Given instruction
Your task is to filter the data below down to the lines holding "Negative".

begin Listed records

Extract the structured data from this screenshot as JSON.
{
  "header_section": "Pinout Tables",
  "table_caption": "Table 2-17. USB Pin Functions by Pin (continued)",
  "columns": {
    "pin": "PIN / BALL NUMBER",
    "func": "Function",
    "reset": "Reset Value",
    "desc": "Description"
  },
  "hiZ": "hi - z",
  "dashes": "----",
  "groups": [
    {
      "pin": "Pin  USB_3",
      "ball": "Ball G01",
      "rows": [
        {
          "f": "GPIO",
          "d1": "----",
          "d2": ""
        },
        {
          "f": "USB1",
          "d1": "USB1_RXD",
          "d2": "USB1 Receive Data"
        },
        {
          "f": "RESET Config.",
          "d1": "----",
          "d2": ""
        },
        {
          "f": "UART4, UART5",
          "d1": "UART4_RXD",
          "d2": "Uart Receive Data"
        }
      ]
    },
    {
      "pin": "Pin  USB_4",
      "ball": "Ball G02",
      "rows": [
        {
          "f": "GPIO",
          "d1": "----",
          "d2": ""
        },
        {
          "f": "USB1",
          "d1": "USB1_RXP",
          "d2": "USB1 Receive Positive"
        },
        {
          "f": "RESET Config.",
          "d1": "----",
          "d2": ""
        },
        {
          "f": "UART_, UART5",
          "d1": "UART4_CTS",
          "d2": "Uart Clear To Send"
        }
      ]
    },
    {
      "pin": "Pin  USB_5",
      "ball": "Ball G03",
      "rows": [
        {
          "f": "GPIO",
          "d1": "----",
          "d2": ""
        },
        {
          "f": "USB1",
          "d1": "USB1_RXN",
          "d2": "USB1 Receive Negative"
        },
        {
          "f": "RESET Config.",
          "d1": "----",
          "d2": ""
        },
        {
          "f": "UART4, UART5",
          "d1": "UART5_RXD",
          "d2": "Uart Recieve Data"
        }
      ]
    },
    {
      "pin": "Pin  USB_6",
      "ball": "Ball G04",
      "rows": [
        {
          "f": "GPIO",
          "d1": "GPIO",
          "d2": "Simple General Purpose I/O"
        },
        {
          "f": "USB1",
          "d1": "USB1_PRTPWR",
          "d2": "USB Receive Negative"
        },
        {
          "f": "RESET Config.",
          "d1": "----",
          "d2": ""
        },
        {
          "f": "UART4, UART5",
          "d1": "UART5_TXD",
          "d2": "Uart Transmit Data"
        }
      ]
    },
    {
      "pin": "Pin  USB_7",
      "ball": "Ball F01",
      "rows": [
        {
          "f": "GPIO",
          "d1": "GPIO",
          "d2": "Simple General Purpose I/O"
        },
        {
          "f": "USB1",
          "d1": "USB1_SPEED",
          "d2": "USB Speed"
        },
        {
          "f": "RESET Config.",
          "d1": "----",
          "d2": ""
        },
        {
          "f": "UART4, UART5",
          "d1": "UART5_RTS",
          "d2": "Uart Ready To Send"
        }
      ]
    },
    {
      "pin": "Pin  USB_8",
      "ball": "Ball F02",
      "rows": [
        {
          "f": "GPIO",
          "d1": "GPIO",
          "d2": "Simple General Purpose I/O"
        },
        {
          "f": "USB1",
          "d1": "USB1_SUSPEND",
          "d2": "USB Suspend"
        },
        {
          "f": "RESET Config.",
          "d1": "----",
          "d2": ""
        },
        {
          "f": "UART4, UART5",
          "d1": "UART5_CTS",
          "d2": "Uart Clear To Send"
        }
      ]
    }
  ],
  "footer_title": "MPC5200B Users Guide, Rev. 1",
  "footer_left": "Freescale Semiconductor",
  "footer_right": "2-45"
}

end Listed records

Solution for this exercise
          "d2": "USB1 Receive Negative"
          "d2": "USB Receive Negative"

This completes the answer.